[Excerpt to read]
────────

Alliance (pronounced ah-lee-AHN-say from the Brazilian origin, but uh-LAHY-uhns in the American/English form) is one of the most prominent Brazilian jiu-jitsu associations and the current defending World team champion, having won the titles at the World Championships from 2008 to 2016. They also won the World Championships back to back in 1998 and 1999.  Alliance was founded by Romero "Jacare" Cavalcanti and his students: Fabio Gurgel, Alexandre Paiva, and Fernando Gurgel.  Alliance Global headquarters is in Atlanta, Georgia at the Alliance Martial Arts Academy, where "Jacare" is the head instructor.  Fabio Gurgel, also known as the "General", is the co-leader of Alliance and the head instructor at Alliance São Paulo (São Paulo, Brazil). Alexandre "Gigi" Paiva heads the third main Alliance academy in Rio de Janeiro, Brazil.

In 2010, Alliance won all major competitions: European Championship, Pan American Championship, and the World Jiu-Jitsu Championship; an accomplishment which has never been achieved by any other team in history.

────────

[Work required] Copy everything from "In 2010, Alliance" down to "team in history." in the text about Alliance, swapping "European Championship" for "European Open". Work only from the text about Alliance above.

────────

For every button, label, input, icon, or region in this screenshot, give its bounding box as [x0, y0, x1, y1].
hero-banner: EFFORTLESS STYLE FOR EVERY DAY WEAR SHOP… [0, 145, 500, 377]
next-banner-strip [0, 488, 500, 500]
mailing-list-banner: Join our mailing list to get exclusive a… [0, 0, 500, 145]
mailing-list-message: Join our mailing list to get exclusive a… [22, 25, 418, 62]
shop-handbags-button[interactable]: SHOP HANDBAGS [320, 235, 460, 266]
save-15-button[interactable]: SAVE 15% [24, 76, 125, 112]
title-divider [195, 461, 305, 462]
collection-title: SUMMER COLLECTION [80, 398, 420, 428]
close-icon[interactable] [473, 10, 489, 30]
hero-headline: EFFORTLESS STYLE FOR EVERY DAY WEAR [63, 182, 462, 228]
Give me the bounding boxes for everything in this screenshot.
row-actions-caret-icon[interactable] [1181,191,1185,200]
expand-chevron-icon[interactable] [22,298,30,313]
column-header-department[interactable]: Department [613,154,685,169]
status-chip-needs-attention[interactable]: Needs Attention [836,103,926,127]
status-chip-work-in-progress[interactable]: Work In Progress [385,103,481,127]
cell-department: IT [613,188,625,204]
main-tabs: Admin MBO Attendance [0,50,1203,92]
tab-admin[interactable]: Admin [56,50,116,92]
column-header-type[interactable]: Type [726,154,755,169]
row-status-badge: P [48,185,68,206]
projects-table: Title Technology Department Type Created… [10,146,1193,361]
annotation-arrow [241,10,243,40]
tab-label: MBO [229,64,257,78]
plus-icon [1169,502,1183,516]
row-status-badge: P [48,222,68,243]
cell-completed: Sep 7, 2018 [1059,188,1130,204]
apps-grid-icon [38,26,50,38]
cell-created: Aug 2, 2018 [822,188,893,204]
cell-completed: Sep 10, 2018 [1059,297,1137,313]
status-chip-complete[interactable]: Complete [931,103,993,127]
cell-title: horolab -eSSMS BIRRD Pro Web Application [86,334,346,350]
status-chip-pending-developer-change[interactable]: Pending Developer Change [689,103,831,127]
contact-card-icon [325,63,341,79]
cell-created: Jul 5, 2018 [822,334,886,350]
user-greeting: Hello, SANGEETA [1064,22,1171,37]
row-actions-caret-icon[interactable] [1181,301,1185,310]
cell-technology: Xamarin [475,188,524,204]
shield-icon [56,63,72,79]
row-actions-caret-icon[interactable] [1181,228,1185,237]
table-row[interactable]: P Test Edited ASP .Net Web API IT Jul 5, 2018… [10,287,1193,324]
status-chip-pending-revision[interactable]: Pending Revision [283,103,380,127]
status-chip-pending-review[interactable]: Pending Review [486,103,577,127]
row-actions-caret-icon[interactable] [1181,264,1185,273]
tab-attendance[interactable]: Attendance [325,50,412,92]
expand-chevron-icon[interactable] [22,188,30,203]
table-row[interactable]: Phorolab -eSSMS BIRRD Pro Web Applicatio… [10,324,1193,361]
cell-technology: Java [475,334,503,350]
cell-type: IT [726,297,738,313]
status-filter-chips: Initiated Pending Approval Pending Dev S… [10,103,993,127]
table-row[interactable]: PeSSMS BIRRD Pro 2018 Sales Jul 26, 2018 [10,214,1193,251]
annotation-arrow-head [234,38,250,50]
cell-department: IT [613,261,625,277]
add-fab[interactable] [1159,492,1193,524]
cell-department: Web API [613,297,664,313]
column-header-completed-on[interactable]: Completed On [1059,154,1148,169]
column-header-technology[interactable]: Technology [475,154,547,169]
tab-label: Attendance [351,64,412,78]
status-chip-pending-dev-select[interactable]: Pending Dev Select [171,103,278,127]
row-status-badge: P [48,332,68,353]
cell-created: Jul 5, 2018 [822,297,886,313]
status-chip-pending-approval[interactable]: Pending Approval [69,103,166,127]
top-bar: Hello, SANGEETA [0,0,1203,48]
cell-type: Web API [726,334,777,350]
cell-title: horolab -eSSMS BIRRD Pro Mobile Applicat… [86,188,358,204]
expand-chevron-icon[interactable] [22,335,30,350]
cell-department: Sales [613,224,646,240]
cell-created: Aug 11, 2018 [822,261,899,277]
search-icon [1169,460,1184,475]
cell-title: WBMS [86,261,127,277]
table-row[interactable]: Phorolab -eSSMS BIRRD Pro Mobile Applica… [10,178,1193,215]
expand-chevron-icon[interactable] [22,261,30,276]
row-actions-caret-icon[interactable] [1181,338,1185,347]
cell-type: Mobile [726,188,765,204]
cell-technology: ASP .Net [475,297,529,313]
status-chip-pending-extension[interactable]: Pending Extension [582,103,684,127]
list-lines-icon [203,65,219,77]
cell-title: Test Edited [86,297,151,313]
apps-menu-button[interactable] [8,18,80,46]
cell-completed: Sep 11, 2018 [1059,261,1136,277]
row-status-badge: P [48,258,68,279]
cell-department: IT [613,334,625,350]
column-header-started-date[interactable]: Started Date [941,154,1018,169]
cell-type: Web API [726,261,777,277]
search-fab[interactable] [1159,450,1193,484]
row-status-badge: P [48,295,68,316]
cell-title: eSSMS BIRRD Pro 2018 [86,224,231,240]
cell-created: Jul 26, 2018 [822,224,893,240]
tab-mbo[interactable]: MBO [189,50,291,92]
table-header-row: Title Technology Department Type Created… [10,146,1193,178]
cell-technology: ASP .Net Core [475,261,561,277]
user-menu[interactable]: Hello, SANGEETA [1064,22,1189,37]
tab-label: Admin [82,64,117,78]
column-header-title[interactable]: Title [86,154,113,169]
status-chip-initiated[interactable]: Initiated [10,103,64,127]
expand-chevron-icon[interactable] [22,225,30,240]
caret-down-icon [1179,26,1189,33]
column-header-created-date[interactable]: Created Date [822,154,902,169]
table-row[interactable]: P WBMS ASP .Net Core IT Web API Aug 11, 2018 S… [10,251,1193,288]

────────

[Exercise solution]
In 2010, Alliance won all major competitions: European Open, Pan American Championship, and the World Jiu-Jitsu Championship; an accomplishment which has never been achieved by any other team in history.